-- Short problem --
Repeat the data word for word, from its first line up to and including the line that contains "897, 743, 906]".

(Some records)
● ● ● ● ● ● ●

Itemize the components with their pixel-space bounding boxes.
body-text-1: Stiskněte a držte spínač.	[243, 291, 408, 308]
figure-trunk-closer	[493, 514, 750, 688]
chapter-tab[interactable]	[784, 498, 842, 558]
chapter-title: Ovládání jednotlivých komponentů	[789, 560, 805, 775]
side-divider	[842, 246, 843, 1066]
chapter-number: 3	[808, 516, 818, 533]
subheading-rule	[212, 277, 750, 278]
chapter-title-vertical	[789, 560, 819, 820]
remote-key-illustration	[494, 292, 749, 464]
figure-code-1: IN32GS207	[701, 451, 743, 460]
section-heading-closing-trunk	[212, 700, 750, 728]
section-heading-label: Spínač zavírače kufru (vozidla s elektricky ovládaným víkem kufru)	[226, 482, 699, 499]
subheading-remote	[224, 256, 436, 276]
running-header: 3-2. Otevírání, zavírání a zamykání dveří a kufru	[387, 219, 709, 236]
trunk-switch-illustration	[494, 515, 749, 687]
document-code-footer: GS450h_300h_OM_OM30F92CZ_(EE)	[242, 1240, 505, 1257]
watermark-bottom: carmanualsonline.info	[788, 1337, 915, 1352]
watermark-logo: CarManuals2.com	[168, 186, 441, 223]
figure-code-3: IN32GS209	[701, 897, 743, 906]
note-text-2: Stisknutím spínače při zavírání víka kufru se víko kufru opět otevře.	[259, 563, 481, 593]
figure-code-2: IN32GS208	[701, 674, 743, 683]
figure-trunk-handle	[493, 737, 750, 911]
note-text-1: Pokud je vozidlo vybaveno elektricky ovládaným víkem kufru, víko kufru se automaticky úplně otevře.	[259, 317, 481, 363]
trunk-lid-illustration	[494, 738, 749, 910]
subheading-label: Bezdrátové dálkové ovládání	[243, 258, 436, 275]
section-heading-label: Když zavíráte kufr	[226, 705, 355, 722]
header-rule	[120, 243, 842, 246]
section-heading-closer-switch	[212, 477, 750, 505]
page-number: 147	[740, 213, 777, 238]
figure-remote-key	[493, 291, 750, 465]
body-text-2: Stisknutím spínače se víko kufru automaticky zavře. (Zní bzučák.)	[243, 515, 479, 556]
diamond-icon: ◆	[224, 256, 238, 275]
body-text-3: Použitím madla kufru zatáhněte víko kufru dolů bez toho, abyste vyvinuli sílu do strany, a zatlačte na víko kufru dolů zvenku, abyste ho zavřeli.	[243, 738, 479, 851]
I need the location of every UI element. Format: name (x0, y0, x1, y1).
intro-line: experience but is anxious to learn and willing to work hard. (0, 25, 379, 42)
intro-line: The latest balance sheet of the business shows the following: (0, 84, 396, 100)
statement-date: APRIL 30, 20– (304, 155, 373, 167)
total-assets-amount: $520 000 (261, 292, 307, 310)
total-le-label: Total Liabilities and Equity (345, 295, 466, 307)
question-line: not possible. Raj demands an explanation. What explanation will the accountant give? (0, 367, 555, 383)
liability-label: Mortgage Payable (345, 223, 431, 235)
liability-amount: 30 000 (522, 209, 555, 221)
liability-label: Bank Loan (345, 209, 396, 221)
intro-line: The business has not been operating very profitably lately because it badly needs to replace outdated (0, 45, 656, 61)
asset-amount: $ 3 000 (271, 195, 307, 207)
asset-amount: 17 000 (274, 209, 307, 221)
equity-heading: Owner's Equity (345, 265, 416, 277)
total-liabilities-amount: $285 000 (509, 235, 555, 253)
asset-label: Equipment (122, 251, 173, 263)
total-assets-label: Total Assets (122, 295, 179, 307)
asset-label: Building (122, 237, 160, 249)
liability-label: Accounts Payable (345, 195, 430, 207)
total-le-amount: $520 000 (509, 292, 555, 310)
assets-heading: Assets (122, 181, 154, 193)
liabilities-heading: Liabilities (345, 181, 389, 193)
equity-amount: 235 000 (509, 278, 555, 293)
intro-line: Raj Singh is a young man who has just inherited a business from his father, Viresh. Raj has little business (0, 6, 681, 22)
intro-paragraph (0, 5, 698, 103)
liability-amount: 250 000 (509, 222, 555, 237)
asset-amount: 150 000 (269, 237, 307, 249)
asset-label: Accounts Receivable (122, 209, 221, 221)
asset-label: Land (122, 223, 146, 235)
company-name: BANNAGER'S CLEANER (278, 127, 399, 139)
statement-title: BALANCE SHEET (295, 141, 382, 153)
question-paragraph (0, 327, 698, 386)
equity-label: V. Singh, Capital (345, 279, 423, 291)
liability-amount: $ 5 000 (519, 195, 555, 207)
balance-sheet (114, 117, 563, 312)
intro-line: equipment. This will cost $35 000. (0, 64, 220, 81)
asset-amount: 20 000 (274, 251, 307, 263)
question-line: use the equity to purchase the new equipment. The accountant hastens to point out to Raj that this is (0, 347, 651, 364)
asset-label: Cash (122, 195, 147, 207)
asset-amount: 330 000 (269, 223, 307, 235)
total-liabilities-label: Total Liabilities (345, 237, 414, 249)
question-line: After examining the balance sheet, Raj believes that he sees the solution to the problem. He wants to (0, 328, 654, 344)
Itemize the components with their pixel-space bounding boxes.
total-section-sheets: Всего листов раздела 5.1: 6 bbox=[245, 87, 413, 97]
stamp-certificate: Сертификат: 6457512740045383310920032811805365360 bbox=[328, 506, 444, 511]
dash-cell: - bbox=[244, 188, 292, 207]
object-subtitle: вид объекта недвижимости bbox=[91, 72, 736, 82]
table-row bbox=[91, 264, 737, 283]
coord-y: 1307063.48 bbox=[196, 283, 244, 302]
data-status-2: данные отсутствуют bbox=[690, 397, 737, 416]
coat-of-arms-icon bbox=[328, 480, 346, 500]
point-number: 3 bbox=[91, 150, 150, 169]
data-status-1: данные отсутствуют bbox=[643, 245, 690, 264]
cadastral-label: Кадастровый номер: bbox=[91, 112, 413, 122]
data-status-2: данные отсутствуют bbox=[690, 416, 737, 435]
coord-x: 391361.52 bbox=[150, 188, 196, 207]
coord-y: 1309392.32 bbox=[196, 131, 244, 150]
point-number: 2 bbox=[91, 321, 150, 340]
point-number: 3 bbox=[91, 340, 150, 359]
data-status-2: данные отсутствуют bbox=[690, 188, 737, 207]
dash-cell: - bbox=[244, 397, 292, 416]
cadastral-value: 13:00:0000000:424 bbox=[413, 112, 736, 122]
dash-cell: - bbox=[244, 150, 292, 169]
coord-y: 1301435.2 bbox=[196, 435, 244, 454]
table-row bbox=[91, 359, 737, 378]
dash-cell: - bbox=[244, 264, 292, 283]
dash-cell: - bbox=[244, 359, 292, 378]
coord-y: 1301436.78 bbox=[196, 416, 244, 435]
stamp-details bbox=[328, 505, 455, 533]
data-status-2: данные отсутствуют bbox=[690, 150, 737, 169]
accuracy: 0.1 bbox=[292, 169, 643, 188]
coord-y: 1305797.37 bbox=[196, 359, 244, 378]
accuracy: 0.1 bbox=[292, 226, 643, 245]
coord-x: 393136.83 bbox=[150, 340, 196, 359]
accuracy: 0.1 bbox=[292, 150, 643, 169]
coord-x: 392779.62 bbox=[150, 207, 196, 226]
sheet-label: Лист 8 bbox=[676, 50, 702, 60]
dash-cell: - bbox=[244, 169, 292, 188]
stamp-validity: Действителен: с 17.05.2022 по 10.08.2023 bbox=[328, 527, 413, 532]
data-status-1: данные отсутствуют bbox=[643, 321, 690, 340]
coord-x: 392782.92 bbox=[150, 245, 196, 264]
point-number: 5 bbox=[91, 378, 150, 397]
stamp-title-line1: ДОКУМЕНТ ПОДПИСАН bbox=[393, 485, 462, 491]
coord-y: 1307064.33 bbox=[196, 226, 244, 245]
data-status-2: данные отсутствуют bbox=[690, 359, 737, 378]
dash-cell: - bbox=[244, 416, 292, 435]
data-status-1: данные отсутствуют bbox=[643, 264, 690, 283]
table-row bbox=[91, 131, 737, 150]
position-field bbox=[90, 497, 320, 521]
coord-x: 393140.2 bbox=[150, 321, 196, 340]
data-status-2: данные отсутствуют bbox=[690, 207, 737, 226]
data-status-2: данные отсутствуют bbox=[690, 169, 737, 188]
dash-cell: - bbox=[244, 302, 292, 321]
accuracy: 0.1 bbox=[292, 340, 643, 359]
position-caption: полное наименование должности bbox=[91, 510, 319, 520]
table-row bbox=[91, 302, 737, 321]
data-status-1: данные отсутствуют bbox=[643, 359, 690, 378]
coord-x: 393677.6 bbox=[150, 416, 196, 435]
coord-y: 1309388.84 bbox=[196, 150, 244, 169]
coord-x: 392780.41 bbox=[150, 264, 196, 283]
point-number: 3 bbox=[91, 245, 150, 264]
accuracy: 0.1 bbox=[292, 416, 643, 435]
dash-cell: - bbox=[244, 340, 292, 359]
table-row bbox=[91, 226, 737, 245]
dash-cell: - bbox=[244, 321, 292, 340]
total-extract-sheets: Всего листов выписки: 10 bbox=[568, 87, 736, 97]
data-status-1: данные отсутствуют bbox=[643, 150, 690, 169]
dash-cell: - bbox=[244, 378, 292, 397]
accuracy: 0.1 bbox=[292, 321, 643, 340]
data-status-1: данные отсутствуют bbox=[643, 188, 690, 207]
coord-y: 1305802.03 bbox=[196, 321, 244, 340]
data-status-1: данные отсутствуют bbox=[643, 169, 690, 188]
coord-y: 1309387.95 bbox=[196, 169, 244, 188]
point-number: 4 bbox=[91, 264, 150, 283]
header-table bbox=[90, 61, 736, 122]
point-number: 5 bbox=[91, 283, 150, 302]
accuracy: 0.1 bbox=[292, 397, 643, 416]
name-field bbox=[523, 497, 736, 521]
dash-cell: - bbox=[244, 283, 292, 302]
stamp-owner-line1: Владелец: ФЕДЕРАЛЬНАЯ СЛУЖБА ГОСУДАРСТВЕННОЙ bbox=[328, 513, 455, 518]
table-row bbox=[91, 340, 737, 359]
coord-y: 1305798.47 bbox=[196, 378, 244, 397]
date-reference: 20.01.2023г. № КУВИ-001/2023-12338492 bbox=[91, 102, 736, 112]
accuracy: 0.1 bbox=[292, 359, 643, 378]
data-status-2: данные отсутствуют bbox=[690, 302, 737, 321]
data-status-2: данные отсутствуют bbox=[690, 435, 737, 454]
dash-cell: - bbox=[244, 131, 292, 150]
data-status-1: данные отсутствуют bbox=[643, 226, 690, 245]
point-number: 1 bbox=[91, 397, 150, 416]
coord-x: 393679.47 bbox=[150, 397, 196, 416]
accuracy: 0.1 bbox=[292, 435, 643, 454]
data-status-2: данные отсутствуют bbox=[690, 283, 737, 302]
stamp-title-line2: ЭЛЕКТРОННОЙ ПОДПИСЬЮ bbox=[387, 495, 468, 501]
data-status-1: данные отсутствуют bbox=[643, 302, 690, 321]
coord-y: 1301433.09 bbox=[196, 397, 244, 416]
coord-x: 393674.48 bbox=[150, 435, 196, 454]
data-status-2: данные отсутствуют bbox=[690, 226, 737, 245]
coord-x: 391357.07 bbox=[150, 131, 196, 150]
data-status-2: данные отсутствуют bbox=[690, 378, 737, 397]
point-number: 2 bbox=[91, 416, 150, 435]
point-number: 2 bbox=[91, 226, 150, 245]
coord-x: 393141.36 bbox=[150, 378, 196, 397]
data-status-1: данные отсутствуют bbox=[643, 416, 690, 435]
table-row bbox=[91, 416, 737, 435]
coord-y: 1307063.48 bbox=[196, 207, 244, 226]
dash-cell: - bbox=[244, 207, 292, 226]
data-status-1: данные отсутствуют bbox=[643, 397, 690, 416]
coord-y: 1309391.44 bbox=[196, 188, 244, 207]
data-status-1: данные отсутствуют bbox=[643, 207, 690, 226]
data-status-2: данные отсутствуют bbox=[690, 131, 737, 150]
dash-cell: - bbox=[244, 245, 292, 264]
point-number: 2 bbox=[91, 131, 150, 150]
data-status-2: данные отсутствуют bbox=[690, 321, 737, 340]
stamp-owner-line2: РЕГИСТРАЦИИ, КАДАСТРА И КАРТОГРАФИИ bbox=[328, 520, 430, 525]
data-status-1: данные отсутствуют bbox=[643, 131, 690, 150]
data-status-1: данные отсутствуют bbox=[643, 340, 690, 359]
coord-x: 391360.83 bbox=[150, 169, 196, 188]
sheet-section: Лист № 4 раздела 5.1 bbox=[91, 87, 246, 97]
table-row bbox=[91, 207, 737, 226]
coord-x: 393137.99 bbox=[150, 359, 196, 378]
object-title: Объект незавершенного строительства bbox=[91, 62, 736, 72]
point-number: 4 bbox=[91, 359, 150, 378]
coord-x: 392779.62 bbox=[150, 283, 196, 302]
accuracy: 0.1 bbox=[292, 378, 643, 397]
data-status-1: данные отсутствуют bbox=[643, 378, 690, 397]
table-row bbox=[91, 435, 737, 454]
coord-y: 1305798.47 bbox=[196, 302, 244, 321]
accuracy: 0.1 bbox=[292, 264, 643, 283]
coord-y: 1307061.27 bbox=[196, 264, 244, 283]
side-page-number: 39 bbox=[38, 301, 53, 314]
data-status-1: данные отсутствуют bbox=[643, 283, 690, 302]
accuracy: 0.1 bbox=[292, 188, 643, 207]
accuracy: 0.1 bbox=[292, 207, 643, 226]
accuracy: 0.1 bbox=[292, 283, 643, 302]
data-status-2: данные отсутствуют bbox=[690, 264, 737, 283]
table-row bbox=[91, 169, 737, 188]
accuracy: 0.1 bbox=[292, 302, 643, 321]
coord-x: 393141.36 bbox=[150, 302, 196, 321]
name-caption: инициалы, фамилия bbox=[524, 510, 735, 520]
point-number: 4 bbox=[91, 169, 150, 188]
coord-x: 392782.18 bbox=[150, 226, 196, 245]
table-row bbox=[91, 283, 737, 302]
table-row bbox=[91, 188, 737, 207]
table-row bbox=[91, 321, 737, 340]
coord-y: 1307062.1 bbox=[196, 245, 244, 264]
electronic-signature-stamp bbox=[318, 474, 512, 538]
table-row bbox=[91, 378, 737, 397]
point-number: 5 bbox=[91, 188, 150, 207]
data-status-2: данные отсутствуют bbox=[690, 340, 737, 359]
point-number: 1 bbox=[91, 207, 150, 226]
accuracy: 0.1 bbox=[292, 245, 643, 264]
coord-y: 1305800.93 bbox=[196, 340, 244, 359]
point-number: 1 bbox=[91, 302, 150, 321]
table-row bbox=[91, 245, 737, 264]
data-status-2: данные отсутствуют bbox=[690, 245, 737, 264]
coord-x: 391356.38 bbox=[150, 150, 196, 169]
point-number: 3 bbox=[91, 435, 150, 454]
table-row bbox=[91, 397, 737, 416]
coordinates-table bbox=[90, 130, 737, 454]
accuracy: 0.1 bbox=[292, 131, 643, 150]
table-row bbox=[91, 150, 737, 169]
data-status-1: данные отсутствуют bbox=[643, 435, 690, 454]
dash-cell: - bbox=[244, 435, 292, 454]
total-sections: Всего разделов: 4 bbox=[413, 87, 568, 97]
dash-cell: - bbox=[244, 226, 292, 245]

● ● ● ● ● ● ●

-- Exercise result --
Itemize the components with their pixel-space bounding boxes.
body-text-1: Stiskněte a držte spínač.	[243, 291, 408, 308]
figure-trunk-closer	[493, 514, 750, 688]
chapter-tab[interactable]	[784, 498, 842, 558]
chapter-title: Ovládání jednotlivých komponentů	[789, 560, 805, 775]
side-divider	[842, 246, 843, 1066]
chapter-number: 3	[808, 516, 818, 533]
subheading-rule	[212, 277, 750, 278]
chapter-title-vertical	[789, 560, 819, 820]
remote-key-illustration	[494, 292, 749, 464]
figure-code-1: IN32GS207	[701, 451, 743, 460]
section-heading-closing-trunk	[212, 700, 750, 728]
section-heading-label: Spínač zavírače kufru (vozidla s elektricky ovládaným víkem kufru)	[226, 482, 699, 499]
subheading-remote	[224, 256, 436, 276]
running-header: 3-2. Otevírání, zavírání a zamykání dveří a kufru	[387, 219, 709, 236]
trunk-switch-illustration	[494, 515, 749, 687]
document-code-footer: GS450h_300h_OM_OM30F92CZ_(EE)	[242, 1240, 505, 1257]
watermark-bottom: carmanualsonline.info	[788, 1337, 915, 1352]
watermark-logo: CarManuals2.com	[168, 186, 441, 223]
figure-code-3: IN32GS209	[701, 897, 743, 906]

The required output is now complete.